▸ Task directions:
What follows is a set of records; repeat all of them exactly.

[Data extracted from a collection]

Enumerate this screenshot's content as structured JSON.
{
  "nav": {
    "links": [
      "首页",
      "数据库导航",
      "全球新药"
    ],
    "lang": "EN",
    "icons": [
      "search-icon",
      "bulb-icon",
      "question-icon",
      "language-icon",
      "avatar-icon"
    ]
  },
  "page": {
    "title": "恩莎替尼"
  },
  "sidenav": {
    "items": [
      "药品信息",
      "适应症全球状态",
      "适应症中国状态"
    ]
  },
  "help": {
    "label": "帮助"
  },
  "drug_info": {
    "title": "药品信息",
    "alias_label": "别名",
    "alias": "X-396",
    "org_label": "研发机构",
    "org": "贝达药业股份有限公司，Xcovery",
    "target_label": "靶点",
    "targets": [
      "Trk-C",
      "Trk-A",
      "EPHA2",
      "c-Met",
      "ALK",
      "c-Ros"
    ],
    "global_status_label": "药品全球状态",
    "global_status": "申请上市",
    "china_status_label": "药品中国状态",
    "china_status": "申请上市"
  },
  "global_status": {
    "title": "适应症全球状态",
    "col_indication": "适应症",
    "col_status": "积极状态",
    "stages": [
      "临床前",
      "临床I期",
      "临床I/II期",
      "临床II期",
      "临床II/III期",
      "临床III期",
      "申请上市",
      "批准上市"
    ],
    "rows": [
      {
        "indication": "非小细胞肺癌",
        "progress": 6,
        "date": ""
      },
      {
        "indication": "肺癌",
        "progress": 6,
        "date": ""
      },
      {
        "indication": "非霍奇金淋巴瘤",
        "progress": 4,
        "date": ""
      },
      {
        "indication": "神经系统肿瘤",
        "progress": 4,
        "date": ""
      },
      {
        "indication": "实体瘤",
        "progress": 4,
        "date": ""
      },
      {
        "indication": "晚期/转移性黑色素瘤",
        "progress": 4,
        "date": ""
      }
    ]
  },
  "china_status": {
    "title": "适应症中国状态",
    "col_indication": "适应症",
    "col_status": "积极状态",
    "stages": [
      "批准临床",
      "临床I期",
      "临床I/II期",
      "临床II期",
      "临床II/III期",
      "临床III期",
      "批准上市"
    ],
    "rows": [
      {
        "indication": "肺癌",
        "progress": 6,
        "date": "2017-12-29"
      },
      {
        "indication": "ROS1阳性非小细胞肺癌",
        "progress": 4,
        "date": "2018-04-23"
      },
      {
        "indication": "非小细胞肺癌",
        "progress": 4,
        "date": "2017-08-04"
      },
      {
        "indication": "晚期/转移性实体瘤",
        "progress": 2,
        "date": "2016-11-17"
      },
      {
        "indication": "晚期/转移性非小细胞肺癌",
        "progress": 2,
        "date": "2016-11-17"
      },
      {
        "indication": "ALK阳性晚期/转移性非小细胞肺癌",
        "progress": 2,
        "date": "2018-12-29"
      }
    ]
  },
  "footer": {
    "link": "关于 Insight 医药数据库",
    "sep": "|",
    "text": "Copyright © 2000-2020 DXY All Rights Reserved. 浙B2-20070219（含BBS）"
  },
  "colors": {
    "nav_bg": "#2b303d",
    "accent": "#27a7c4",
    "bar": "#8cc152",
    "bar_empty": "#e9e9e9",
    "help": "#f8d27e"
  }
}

▸ The reply:
Enumerate this screenshot's content as structured JSON.
{
  "nav": {
    "links": [
      "首页",
      "数据库导航",
      "全球新药"
    ],
    "lang": "EN",
    "icons": [
      "search-icon",
      "bulb-icon",
      "question-icon",
      "language-icon",
      "avatar-icon"
    ]
  },
  "page": {
    "title": "恩莎替尼"
  },
  "sidenav": {
    "items": [
      "药品信息",
      "适应症全球状态",
      "适应症中国状态"
    ]
  },
  "help": {
    "label": "帮助"
  },
  "drug_info": {
    "title": "药品信息",
    "alias_label": "别名",
    "alias": "X-396",
    "org_label": "研发机构",
    "org": "贝达药业股份有限公司，Xcovery",
    "target_label": "靶点",
    "targets": [
      "Trk-C",
      "Trk-A",
      "EPHA2",
      "c-Met",
      "ALK",
      "c-Ros"
    ],
    "global_status_label": "药品全球状态",
    "global_status": "申请上市",
    "china_status_label": "药品中国状态",
    "china_status": "申请上市"
  },
  "global_status": {
    "title": "适应症全球状态",
    "col_indication": "适应症",
    "col_status": "积极状态",
    "stages": [
      "临床前",
      "临床I期",
      "临床I/II期",
      "临床II期",
      "临床II/III期",
      "临床III期",
      "申请上市",
      "批准上市"
    ],
    "rows": [
      {
        "indication": "非小细胞肺癌",
        "progress": 6,
        "date": ""
      },
      {
        "indication": "肺癌",
        "progress": 6,
        "date": ""
      },
      {
        "indication": "非霍奇金淋巴瘤",
        "progress": 4,
        "date": ""
      },
      {
        "indication": "神经系统肿瘤",
        "progress": 4,
        "date": ""
      },
      {
        "indication": "实体瘤",
        "progress": 4,
        "date": ""
      },
      {
        "indication": "晚期/转移性黑色素瘤",
        "progress": 4,
        "date": ""
      }
    ]
  },
  "china_status": {
    "title": "适应症中国状态",
    "col_indication": "适应症",
    "col_status": "积极状态",
    "stages": [
      "批准临床",
      "临床I期",
      "临床I/II期",
      "临床II期",
      "临床II/III期",
      "临床III期",
      "批准上市"
    ],
    "rows": [
      {
        "indication": "肺癌",
        "progress": 6,
        "date": "2017-12-29"
      },
      {
        "indication": "ROS1阳性非小细胞肺癌",
        "progress": 4,
        "date": "2018-04-23"
      },
      {
        "indication": "非小细胞肺癌",
        "progress": 4,
        "date": "2017-08-04"
      },
      {
        "indication": "晚期/转移性实体瘤",
        "progress": 2,
        "date": "2016-11-17"
      },
      {
        "indication": "晚期/转移性非小细胞肺癌",
        "progress": 2,
        "date": "2016-11-17"
      },
      {
        "indication": "ALK阳性晚期/转移性非小细胞肺癌",
        "progress": 2,
        "date": "2018-12-29"
      }
    ]
  },
  "footer": {
    "link": "关于 Insight 医药数据库",
    "sep": "|",
    "text": "Copyright © 2000-2020 DXY All Rights Reserved. 浙B2-20070219（含BBS）"
  },
  "colors": {
    "nav_bg": "#2b303d",
    "accent": "#27a7c4",
    "bar": "#8cc152",
    "bar_empty": "#e9e9e9",
    "help": "#f8d27e"
  }
}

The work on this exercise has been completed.